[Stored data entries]
═══

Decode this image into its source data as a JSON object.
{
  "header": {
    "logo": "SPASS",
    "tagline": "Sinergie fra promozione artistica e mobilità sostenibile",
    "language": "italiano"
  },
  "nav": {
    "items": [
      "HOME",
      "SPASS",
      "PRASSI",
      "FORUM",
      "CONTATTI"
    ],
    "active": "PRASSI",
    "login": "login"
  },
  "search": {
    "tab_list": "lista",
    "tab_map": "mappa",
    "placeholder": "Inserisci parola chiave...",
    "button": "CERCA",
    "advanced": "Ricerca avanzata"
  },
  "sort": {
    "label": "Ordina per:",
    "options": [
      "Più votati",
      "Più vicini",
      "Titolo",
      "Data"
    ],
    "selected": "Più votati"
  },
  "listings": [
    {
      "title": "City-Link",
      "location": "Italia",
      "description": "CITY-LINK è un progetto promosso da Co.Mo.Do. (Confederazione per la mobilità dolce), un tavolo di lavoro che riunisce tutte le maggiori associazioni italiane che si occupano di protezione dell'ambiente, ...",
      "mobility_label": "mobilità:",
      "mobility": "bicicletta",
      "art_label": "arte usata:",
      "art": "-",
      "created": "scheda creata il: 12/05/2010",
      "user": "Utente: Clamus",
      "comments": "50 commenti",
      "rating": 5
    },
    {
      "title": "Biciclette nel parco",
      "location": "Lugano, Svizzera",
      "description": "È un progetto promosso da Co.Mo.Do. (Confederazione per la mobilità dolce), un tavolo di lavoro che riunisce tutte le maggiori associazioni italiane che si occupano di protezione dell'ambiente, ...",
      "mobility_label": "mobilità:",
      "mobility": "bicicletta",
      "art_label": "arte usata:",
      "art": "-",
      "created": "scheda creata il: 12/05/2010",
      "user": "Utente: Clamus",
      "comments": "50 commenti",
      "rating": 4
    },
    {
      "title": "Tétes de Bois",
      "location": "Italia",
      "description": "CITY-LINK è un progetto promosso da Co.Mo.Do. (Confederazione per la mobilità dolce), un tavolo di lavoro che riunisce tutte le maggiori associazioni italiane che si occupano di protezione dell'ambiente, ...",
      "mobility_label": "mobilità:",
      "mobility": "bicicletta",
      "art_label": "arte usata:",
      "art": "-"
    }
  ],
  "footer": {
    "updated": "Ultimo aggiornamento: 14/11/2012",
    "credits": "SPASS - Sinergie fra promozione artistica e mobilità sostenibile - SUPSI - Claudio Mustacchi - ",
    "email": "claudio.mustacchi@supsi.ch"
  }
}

═══

» DIRECTION
The records above should be restated word for word, please.

» ANSWER TO THE PROBLEM
Decode this image into its source data as a JSON object.
{
  "header": {
    "logo": "SPASS",
    "tagline": "Sinergie fra promozione artistica e mobilità sostenibile",
    "language": "italiano"
  },
  "nav": {
    "items": [
      "HOME",
      "SPASS",
      "PRASSI",
      "FORUM",
      "CONTATTI"
    ],
    "active": "PRASSI",
    "login": "login"
  },
  "search": {
    "tab_list": "lista",
    "tab_map": "mappa",
    "placeholder": "Inserisci parola chiave...",
    "button": "CERCA",
    "advanced": "Ricerca avanzata"
  },
  "sort": {
    "label": "Ordina per:",
    "options": [
      "Più votati",
      "Più vicini",
      "Titolo",
      "Data"
    ],
    "selected": "Più votati"
  },
  "listings": [
    {
      "title": "City-Link",
      "location": "Italia",
      "description": "CITY-LINK è un progetto promosso da Co.Mo.Do. (Confederazione per la mobilità dolce), un tavolo di lavoro che riunisce tutte le maggiori associazioni italiane che si occupano di protezione dell'ambiente, ...",
      "mobility_label": "mobilità:",
      "mobility": "bicicletta",
      "art_label": "arte usata:",
      "art": "-",
      "created": "scheda creata il: 12/05/2010",
      "user": "Utente: Clamus",
      "comments": "50 commenti",
      "rating": 5
    },
    {
      "title": "Biciclette nel parco",
      "location": "Lugano, Svizzera",
      "description": "È un progetto promosso da Co.Mo.Do. (Confederazione per la mobilità dolce), un tavolo di lavoro che riunisce tutte le maggiori associazioni italiane che si occupano di protezione dell'ambiente, ...",
      "mobility_label": "mobilità:",
      "mobility": "bicicletta",
      "art_label": "arte usata:",
      "art": "-",
      "created": "scheda creata il: 12/05/2010",
      "user": "Utente: Clamus",
      "comments": "50 commenti",
      "rating": 4
    },
    {
      "title": "Tétes de Bois",
      "location": "Italia",
      "description": "CITY-LINK è un progetto promosso da Co.Mo.Do. (Confederazione per la mobilità dolce), un tavolo di lavoro che riunisce tutte le maggiori associazioni italiane che si occupano di protezione dell'ambiente, ...",
      "mobility_label": "mobilità:",
      "mobility": "bicicletta",
      "art_label": "arte usata:",
      "art": "-"
    }
  ],
  "footer": {
    "updated": "Ultimo aggiornamento: 14/11/2012",
    "credits": "SPASS - Sinergie fra promozione artistica e mobilità sostenibile - SUPSI - Claudio Mustacchi - ",
    "email": "claudio.mustacchi@supsi.ch"
  }
}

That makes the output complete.